Request ::
Without the pictures, can you quote each line below exactly?

Data listing ::
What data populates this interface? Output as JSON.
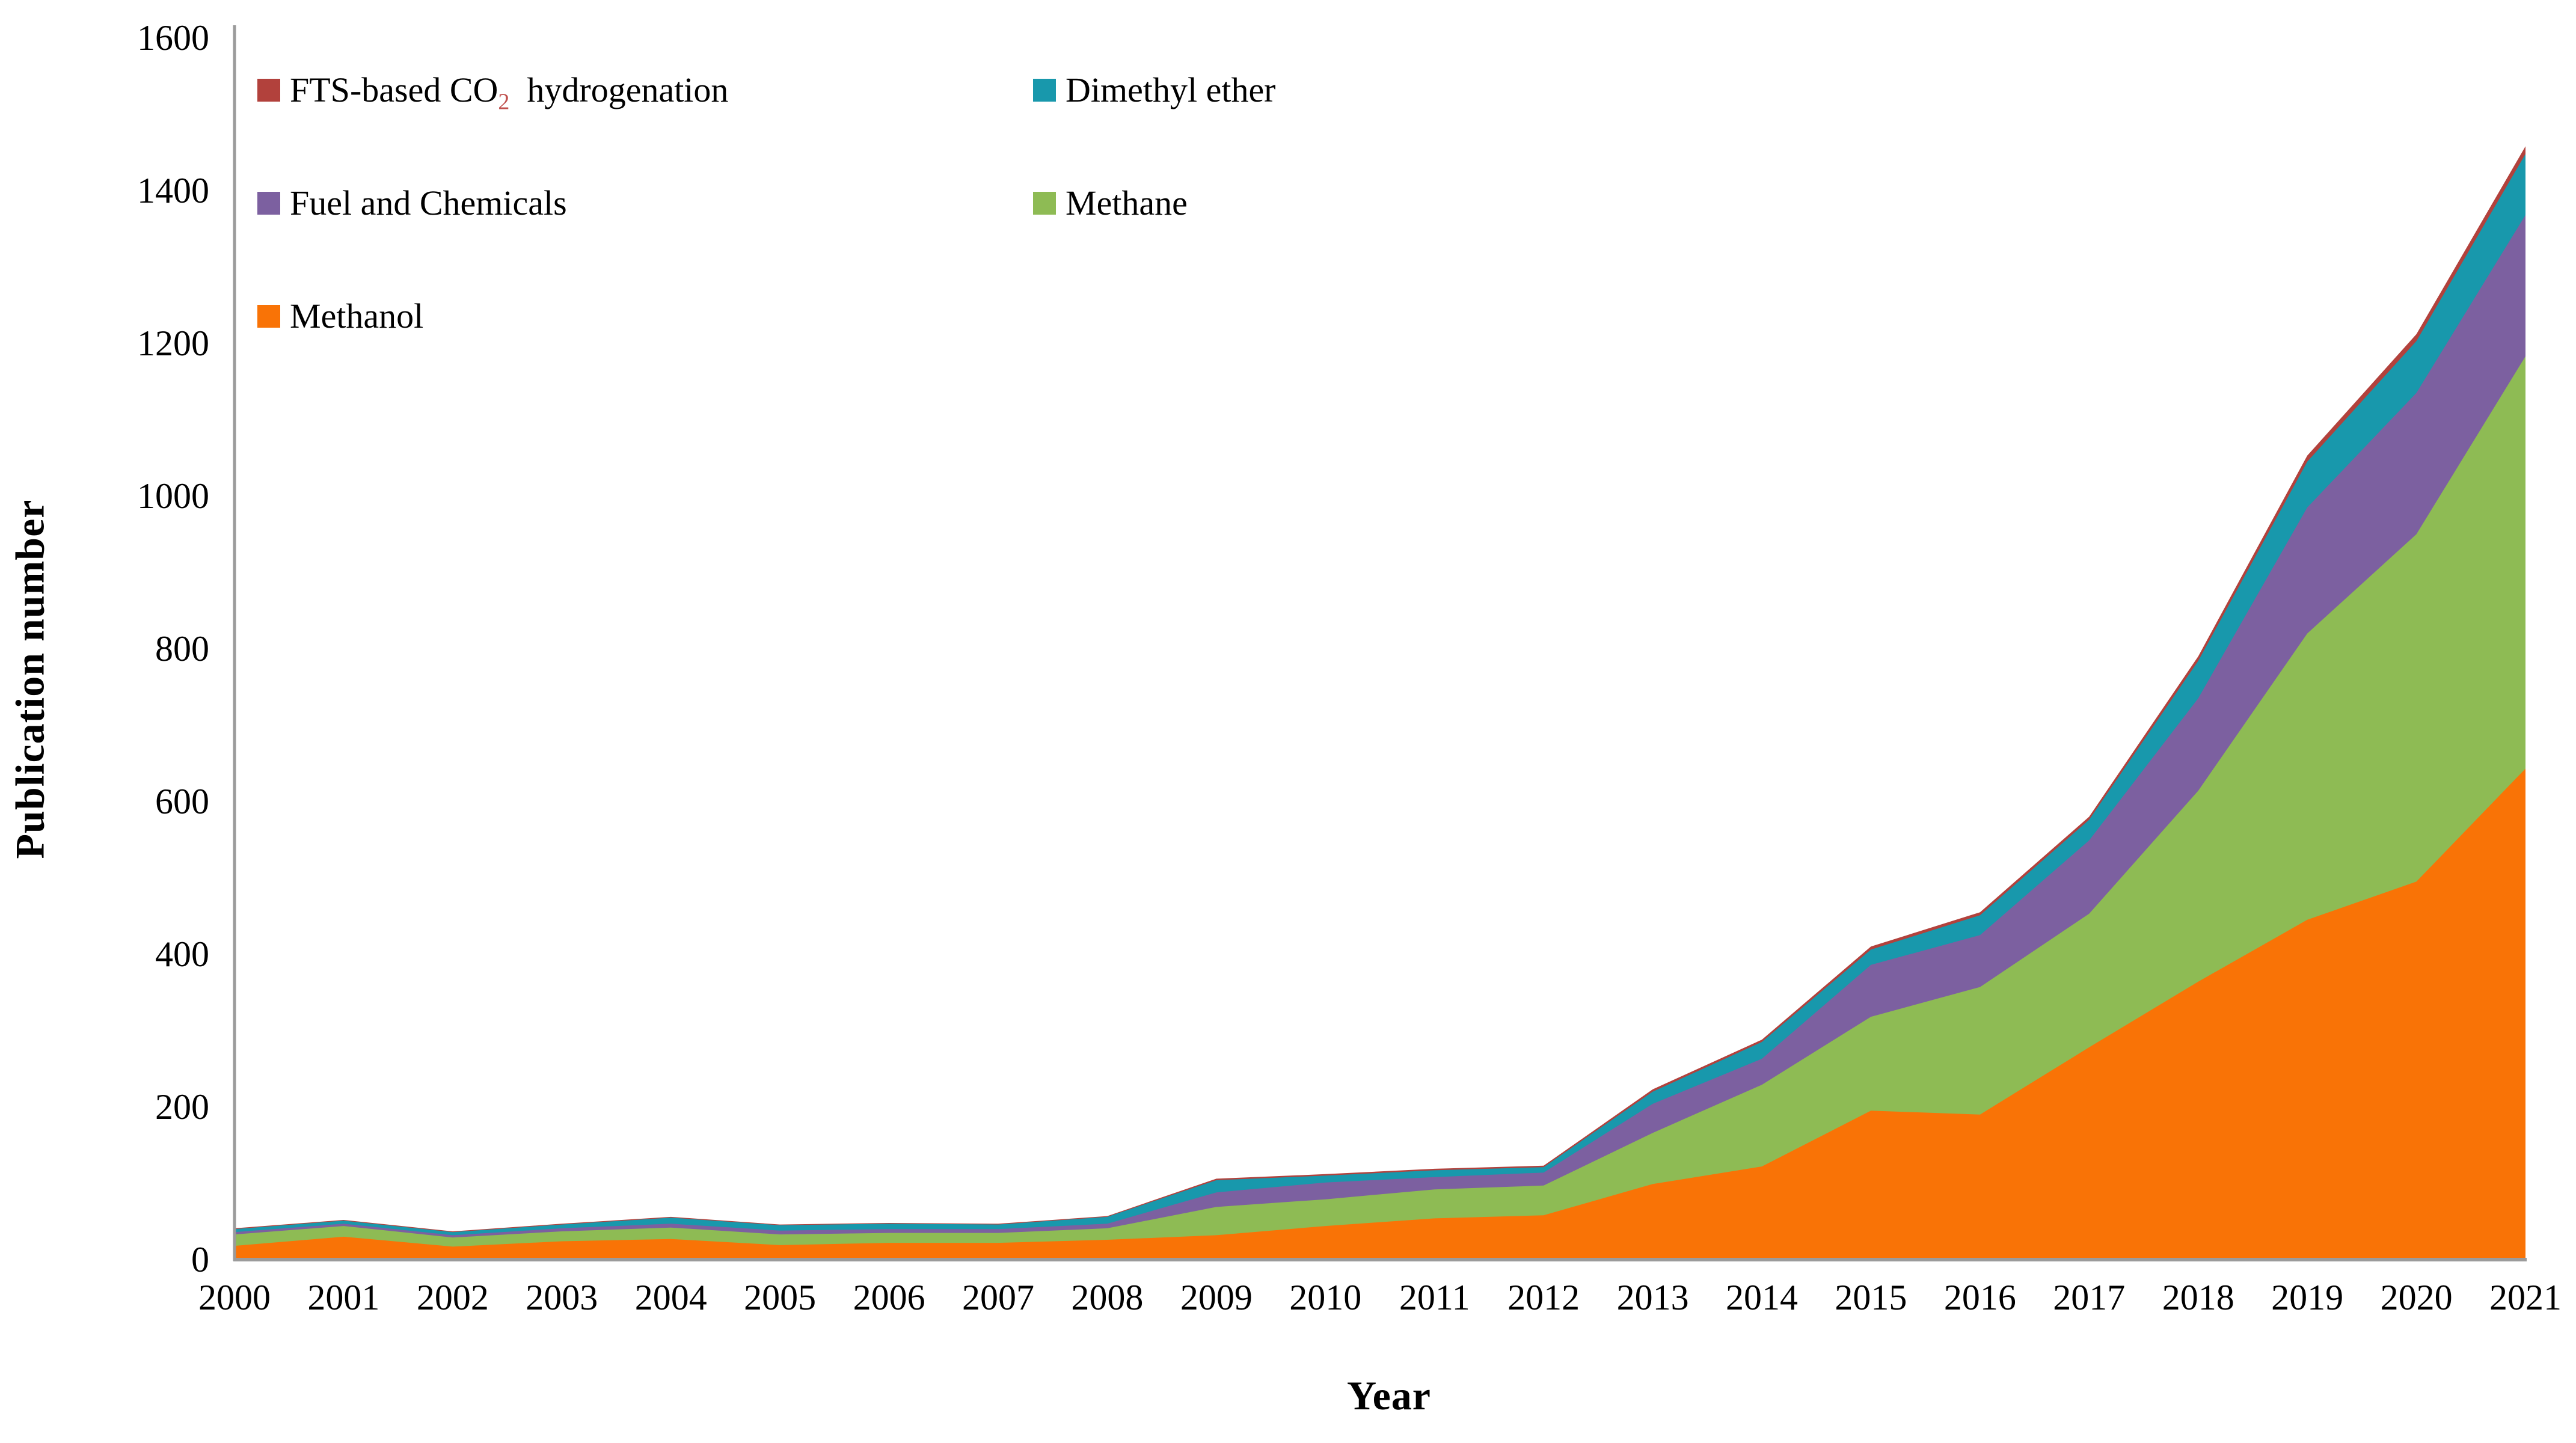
{
  "chart_data": {
    "type": "area",
    "stacked": true,
    "title": "",
    "xlabel": "Year",
    "ylabel": "Publication number",
    "ylim": [
      0,
      1600
    ],
    "y_ticks": [
      "0",
      "200",
      "400",
      "600",
      "800",
      "1000",
      "1200",
      "1400",
      "1600"
    ],
    "grid": "off",
    "legend_position": "top-left-inside",
    "axis_color": "#9b9b9b",
    "years": [
      "2000",
      "2001",
      "2002",
      "2003",
      "2004",
      "2005",
      "2006",
      "2007",
      "2008",
      "2009",
      "2010",
      "2011",
      "2012",
      "2013",
      "2014",
      "2015",
      "2016",
      "2017",
      "2018",
      "2019",
      "2020",
      "2021"
    ],
    "series": [
      {
        "name": "Methanol",
        "color": "#f97306",
        "values": [
          18,
          30,
          17,
          24,
          27,
          19,
          22,
          22,
          26,
          32,
          44,
          54,
          58,
          99,
          122,
          195,
          190,
          278,
          364,
          445,
          495,
          643
        ]
      },
      {
        "name": "Methane",
        "color": "#8ebb54",
        "values": [
          15,
          14,
          12,
          13,
          15,
          14,
          13,
          13,
          15,
          37,
          35,
          38,
          39,
          67,
          107,
          123,
          167,
          175,
          250,
          375,
          455,
          540
        ]
      },
      {
        "name": "Fuel and Chemicals",
        "color": "#7c60a0",
        "values": [
          3,
          3,
          3,
          4,
          5,
          5,
          5,
          5,
          6,
          19,
          22,
          16,
          17,
          38,
          34,
          68,
          68,
          96,
          121,
          165,
          185,
          185
        ]
      },
      {
        "name": "Dimethyl ether",
        "color": "#1898ac",
        "values": [
          4,
          4,
          4,
          5,
          8,
          7,
          7,
          6,
          9,
          16,
          9,
          9,
          7,
          16,
          22,
          20,
          26,
          27,
          49,
          60,
          68,
          80
        ]
      },
      {
        "name": "FTS-based CO2 hydrogenation",
        "color": "#b2413c",
        "values": [
          1,
          1,
          1,
          1,
          1,
          1,
          1,
          1,
          1,
          2,
          2,
          2,
          2,
          3,
          3,
          4,
          4,
          4,
          6,
          8,
          9,
          10
        ]
      }
    ],
    "legend": [
      {
        "series": 4,
        "label_pre": "FTS-based CO",
        "label_sub": "2",
        "label_post": "  hydrogenation",
        "col": 0,
        "row": 0
      },
      {
        "series": 3,
        "label_pre": "Dimethyl ether",
        "label_sub": "",
        "label_post": "",
        "col": 1,
        "row": 0
      },
      {
        "series": 2,
        "label_pre": "Fuel and Chemicals",
        "label_sub": "",
        "label_post": "",
        "col": 0,
        "row": 1
      },
      {
        "series": 1,
        "label_pre": "Methane",
        "label_sub": "",
        "label_post": "",
        "col": 1,
        "row": 1
      },
      {
        "series": 0,
        "label_pre": "Methanol",
        "label_sub": "",
        "label_post": "",
        "col": 0,
        "row": 2
      }
    ]
  }
}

Response to the exercise ::
What data populates this interface? Output as JSON.
{
  "chart_data": {
    "type": "area",
    "stacked": true,
    "title": "",
    "xlabel": "Year",
    "ylabel": "Publication number",
    "ylim": [
      0,
      1600
    ],
    "y_ticks": [
      "0",
      "200",
      "400",
      "600",
      "800",
      "1000",
      "1200",
      "1400",
      "1600"
    ],
    "grid": "off",
    "legend_position": "top-left-inside",
    "axis_color": "#9b9b9b",
    "years": [
      "2000",
      "2001",
      "2002",
      "2003",
      "2004",
      "2005",
      "2006",
      "2007",
      "2008",
      "2009",
      "2010",
      "2011",
      "2012",
      "2013",
      "2014",
      "2015",
      "2016",
      "2017",
      "2018",
      "2019",
      "2020",
      "2021"
    ],
    "series": [
      {
        "name": "Methanol",
        "color": "#f97306",
        "values": [
          18,
          30,
          17,
          24,
          27,
          19,
          22,
          22,
          26,
          32,
          44,
          54,
          58,
          99,
          122,
          195,
          190,
          278,
          364,
          445,
          495,
          643
        ]
      },
      {
        "name": "Methane",
        "color": "#8ebb54",
        "values": [
          15,
          14,
          12,
          13,
          15,
          14,
          13,
          13,
          15,
          37,
          35,
          38,
          39,
          67,
          107,
          123,
          167,
          175,
          250,
          375,
          455,
          540
        ]
      },
      {
        "name": "Fuel and Chemicals",
        "color": "#7c60a0",
        "values": [
          3,
          3,
          3,
          4,
          5,
          5,
          5,
          5,
          6,
          19,
          22,
          16,
          17,
          38,
          34,
          68,
          68,
          96,
          121,
          165,
          185,
          185
        ]
      },
      {
        "name": "Dimethyl ether",
        "color": "#1898ac",
        "values": [
          4,
          4,
          4,
          5,
          8,
          7,
          7,
          6,
          9,
          16,
          9,
          9,
          7,
          16,
          22,
          20,
          26,
          27,
          49,
          60,
          68,
          80
        ]
      },
      {
        "name": "FTS-based CO2 hydrogenation",
        "color": "#b2413c",
        "values": [
          1,
          1,
          1,
          1,
          1,
          1,
          1,
          1,
          1,
          2,
          2,
          2,
          2,
          3,
          3,
          4,
          4,
          4,
          6,
          8,
          9,
          10
        ]
      }
    ],
    "legend": [
      {
        "series": 4,
        "label_pre": "FTS-based CO",
        "label_sub": "2",
        "label_post": "  hydrogenation",
        "col": 0,
        "row": 0
      },
      {
        "series": 3,
        "label_pre": "Dimethyl ether",
        "label_sub": "",
        "label_post": "",
        "col": 1,
        "row": 0
      },
      {
        "series": 2,
        "label_pre": "Fuel and Chemicals",
        "label_sub": "",
        "label_post": "",
        "col": 0,
        "row": 1
      },
      {
        "series": 1,
        "label_pre": "Methane",
        "label_sub": "",
        "label_post": "",
        "col": 1,
        "row": 1
      },
      {
        "series": 0,
        "label_pre": "Methanol",
        "label_sub": "",
        "label_post": "",
        "col": 0,
        "row": 2
      }
    ]
  }
}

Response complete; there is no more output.